THE REQUEST
Please repeat the items word for word, from the first line through the line that contains "congregation-name-line1: IGLESIA MENONITA (948, 610, 1142, 629)", including that line.

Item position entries
============================================================
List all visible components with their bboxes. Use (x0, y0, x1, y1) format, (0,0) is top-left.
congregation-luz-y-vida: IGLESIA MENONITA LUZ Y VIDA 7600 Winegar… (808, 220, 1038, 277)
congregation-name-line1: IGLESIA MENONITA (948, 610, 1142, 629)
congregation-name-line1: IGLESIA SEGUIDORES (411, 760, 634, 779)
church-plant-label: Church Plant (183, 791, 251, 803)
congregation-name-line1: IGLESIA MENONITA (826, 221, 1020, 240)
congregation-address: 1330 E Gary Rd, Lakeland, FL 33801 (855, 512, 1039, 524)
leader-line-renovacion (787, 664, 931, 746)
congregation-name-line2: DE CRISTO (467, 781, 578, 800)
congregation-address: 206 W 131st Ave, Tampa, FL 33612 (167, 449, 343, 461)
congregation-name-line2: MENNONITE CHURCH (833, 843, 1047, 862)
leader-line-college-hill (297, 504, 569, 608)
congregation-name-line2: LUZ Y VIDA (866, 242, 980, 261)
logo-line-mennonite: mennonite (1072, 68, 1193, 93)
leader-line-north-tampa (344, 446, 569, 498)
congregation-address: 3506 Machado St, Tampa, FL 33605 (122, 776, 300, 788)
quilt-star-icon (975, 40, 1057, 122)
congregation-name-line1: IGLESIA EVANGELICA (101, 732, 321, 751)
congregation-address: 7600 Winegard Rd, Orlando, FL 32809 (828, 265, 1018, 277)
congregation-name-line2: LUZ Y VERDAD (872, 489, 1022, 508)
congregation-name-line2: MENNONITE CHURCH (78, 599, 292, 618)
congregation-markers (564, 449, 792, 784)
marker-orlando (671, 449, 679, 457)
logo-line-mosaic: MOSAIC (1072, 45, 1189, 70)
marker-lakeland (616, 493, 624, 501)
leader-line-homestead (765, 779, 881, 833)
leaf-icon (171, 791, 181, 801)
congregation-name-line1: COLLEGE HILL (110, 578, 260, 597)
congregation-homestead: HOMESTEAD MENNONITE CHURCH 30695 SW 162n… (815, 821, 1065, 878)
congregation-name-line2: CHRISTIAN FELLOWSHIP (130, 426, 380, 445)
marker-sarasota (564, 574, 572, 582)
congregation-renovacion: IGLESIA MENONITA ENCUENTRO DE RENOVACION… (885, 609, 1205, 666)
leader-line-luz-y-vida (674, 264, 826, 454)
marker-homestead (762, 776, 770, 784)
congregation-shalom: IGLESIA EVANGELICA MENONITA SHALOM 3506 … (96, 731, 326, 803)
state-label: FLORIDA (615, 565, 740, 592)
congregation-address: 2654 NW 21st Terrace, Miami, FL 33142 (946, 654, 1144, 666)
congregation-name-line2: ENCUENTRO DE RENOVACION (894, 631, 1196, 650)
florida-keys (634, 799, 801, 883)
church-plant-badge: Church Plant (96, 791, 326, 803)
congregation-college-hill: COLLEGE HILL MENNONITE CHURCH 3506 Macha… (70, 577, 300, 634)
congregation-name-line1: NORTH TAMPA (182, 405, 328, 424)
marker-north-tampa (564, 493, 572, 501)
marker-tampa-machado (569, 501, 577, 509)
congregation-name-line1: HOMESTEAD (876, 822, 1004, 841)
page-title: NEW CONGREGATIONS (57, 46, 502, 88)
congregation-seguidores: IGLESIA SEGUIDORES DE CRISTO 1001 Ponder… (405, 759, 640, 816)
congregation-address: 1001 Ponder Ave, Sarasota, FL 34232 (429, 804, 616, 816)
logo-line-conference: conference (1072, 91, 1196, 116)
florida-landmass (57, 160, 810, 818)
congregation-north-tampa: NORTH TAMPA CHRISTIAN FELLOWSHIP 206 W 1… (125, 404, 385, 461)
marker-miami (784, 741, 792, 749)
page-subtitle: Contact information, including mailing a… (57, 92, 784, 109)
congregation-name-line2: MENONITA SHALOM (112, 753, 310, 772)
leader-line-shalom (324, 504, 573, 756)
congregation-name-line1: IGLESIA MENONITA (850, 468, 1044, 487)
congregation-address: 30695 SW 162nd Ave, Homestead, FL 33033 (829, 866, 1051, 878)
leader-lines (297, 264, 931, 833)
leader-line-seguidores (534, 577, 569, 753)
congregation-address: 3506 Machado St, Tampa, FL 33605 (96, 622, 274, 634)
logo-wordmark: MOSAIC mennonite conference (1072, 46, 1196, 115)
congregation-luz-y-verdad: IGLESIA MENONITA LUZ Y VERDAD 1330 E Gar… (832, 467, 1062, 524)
============================================================
COMPLETED TASK
List all visible components with their bboxes. Use (x0, y0, x1, y1) format, (0,0) is top-left.
congregation-luz-y-vida: IGLESIA MENONITA LUZ Y VIDA 7600 Winegar… (808, 220, 1038, 277)
congregation-name-line1: IGLESIA MENONITA (948, 610, 1142, 629)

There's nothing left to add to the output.